Below are some records. Say in a single number how many of their lines include the word "this".
··· EXTRACTED DATA
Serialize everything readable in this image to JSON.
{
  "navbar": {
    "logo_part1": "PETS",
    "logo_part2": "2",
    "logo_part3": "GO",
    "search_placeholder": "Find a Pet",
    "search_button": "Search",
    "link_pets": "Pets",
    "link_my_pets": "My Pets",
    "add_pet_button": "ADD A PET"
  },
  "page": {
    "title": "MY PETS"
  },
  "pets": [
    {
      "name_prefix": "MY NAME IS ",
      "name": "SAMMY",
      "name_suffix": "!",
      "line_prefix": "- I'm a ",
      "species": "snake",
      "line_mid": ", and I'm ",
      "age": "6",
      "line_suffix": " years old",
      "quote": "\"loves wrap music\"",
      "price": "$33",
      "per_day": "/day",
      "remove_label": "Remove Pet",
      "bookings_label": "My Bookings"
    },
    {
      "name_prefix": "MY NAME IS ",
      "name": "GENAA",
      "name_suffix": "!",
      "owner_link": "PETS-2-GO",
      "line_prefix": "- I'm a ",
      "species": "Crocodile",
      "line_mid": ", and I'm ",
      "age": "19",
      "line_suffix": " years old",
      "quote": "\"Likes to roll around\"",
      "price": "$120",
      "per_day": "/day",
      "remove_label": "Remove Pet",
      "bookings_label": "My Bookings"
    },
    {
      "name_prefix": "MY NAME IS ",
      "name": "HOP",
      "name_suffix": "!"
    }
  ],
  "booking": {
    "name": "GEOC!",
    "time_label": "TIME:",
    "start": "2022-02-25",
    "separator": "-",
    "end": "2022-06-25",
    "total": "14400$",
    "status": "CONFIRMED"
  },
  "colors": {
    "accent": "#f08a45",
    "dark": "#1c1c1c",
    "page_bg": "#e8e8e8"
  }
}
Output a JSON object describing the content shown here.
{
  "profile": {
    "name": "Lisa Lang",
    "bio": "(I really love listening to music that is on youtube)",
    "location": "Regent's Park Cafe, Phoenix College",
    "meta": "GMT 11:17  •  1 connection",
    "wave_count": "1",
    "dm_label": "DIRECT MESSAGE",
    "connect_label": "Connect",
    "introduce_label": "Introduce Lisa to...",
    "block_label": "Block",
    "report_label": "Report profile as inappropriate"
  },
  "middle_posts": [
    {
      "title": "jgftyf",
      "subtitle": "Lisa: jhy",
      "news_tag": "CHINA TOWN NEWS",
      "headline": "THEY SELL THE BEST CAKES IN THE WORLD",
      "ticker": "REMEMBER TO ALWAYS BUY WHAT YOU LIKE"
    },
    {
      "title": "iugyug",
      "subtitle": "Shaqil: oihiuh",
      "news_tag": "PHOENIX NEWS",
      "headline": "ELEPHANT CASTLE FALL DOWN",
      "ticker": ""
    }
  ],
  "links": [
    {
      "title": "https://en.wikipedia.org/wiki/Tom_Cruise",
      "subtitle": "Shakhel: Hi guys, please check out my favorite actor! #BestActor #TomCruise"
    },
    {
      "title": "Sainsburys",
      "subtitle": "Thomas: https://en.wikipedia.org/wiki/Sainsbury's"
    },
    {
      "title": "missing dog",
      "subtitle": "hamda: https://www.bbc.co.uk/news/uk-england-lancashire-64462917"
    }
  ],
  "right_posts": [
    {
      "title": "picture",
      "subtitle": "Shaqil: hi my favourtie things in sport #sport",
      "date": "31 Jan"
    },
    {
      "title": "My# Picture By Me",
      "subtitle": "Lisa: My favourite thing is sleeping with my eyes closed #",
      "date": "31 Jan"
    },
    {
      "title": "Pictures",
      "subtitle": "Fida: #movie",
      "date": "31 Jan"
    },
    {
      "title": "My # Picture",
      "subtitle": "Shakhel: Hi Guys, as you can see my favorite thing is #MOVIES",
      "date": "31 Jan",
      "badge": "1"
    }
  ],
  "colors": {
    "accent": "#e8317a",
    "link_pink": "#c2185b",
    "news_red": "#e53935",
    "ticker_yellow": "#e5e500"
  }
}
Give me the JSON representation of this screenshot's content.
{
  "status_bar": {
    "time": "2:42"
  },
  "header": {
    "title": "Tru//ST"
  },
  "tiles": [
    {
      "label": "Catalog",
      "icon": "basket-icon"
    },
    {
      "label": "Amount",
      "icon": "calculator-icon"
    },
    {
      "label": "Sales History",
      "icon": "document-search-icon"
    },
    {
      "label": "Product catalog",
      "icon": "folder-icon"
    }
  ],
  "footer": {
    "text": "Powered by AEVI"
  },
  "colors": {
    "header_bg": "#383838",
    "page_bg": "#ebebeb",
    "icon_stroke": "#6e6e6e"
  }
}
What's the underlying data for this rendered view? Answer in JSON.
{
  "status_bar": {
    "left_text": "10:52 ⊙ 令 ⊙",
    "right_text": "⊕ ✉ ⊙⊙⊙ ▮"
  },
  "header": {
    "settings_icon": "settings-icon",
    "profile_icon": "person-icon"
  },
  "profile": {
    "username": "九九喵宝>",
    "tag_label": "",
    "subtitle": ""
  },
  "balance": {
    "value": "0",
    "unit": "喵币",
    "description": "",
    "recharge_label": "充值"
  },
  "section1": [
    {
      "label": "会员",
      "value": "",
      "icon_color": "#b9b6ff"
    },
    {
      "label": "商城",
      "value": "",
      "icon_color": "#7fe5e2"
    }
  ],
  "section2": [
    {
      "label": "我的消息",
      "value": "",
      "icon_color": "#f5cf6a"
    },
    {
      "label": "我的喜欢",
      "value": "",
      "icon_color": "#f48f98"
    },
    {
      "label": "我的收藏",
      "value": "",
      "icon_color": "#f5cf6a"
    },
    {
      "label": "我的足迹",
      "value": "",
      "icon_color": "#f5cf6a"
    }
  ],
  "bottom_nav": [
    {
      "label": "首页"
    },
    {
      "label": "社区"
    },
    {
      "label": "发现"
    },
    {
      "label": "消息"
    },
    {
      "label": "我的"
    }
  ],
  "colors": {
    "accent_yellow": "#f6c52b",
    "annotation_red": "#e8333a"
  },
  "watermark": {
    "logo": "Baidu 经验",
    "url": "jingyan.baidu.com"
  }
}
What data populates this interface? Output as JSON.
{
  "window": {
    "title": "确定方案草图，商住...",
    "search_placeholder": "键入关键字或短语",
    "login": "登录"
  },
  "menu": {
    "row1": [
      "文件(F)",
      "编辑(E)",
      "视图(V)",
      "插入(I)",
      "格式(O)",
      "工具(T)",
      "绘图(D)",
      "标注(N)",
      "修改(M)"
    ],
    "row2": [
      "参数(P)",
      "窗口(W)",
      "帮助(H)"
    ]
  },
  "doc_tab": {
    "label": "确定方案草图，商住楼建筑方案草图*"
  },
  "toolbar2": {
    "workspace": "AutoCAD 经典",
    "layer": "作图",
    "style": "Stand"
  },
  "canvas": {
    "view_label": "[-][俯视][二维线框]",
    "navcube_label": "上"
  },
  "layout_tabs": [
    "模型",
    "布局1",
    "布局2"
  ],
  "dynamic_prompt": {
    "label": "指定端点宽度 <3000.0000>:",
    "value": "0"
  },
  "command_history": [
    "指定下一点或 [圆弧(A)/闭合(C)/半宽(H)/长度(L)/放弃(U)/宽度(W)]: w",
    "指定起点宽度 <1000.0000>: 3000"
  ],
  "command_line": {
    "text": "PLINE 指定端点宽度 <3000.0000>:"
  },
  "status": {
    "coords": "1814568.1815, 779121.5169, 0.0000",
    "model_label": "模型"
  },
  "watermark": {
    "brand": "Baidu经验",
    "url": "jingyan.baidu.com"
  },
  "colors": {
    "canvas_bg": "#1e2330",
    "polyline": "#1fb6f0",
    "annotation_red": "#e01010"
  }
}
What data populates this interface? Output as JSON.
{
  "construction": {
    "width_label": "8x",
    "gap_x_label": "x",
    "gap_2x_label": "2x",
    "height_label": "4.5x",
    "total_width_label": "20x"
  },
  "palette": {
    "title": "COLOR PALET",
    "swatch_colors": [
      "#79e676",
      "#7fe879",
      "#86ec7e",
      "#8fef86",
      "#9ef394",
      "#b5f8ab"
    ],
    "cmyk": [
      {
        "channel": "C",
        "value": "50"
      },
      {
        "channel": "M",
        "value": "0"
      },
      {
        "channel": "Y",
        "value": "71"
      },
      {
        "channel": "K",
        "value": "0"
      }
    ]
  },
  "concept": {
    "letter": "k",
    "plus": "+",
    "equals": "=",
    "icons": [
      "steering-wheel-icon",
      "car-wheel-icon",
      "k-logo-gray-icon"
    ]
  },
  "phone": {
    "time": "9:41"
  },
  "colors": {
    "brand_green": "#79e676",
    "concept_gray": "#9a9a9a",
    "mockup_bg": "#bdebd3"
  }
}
······
§ **OUTPUT OF THE TASK**
5